CHALLENGE
Search the data for the word "Федерации" and copy every line where it occurs.

┌─ SUPPLIED DATA

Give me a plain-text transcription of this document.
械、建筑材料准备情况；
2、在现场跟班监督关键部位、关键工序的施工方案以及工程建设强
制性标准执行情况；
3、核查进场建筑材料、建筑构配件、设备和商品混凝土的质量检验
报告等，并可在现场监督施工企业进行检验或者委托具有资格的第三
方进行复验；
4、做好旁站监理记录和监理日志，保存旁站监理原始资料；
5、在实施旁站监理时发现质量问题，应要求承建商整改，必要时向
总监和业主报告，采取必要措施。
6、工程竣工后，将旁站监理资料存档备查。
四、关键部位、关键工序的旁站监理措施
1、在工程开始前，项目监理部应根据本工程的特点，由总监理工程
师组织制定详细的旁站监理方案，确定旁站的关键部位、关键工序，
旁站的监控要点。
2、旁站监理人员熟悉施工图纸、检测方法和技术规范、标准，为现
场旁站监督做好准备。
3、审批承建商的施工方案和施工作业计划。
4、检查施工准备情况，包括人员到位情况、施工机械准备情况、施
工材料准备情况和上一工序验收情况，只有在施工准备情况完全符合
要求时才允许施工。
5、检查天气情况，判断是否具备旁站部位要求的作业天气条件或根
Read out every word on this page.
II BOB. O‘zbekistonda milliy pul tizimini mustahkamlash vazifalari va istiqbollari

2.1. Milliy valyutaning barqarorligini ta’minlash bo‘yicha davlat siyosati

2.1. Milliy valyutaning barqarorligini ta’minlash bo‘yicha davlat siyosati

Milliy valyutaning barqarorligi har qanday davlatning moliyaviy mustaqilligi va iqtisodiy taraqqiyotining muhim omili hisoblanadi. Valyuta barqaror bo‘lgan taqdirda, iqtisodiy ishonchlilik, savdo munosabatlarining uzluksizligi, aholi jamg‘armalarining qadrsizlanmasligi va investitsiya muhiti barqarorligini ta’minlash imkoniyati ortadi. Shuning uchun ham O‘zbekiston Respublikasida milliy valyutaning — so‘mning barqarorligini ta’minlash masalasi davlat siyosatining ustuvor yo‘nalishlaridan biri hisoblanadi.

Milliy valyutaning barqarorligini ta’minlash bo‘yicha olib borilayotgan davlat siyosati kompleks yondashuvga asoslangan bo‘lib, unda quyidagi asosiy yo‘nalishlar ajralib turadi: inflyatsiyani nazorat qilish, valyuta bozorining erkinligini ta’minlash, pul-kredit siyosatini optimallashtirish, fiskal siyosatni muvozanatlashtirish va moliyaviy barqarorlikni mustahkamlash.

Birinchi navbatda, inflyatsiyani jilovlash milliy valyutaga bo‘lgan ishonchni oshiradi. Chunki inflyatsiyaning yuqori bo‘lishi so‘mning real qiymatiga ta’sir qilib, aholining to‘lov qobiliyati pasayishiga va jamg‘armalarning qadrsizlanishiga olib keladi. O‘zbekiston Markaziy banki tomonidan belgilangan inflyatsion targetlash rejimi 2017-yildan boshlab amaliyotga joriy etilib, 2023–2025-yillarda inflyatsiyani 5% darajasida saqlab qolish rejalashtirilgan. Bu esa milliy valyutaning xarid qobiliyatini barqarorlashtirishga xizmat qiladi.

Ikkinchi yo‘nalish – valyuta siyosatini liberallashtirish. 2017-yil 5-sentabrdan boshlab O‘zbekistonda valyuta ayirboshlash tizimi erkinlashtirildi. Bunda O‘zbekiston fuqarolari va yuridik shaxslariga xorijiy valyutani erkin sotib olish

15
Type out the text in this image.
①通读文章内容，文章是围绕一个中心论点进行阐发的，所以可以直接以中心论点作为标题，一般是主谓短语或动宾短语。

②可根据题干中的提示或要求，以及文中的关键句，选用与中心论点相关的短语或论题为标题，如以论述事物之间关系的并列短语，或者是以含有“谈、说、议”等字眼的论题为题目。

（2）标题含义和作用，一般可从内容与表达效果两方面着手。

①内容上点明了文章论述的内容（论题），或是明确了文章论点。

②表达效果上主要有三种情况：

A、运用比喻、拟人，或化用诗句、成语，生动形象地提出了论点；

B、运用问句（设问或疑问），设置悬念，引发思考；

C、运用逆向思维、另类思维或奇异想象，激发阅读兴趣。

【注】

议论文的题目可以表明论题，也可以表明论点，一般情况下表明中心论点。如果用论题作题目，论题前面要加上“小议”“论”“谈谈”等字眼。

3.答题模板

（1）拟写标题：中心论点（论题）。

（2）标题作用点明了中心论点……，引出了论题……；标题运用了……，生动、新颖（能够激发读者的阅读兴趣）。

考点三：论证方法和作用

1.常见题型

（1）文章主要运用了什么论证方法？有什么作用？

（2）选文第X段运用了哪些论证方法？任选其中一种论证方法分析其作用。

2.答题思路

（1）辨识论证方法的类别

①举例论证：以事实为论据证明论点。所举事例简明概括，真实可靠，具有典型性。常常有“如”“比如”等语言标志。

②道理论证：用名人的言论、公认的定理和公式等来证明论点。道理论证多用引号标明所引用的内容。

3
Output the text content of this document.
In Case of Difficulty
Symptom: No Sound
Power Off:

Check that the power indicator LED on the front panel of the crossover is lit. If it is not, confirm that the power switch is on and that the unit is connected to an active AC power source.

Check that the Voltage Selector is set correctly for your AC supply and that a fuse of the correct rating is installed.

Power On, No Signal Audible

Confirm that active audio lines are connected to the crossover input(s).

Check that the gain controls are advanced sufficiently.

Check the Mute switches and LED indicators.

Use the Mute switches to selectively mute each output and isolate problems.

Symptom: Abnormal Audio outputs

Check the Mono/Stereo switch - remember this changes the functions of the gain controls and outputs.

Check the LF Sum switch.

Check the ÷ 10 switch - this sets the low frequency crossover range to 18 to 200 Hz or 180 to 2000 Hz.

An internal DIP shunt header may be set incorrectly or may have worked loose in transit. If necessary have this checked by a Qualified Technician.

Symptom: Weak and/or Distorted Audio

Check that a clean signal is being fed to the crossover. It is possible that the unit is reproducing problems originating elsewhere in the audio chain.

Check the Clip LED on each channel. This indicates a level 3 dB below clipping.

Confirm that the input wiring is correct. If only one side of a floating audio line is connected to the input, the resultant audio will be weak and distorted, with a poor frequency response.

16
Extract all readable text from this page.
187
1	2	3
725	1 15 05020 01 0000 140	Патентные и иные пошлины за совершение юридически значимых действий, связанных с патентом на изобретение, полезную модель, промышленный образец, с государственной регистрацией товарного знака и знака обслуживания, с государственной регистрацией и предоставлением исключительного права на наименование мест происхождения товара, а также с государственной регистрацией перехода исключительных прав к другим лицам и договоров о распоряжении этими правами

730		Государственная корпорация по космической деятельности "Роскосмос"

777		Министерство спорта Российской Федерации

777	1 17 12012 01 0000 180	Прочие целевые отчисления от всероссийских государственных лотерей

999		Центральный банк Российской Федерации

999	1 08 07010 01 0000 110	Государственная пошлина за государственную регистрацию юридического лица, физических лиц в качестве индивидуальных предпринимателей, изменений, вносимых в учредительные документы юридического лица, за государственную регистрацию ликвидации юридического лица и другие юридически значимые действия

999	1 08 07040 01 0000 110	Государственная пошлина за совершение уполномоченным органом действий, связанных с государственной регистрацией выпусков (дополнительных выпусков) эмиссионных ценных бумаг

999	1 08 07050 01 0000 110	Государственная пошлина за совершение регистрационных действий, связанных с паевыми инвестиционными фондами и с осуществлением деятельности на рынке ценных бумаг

└─

ANSWER BELOW
777		Министерство спорта Российской Федерации
999		Центральный банк Российской Федерации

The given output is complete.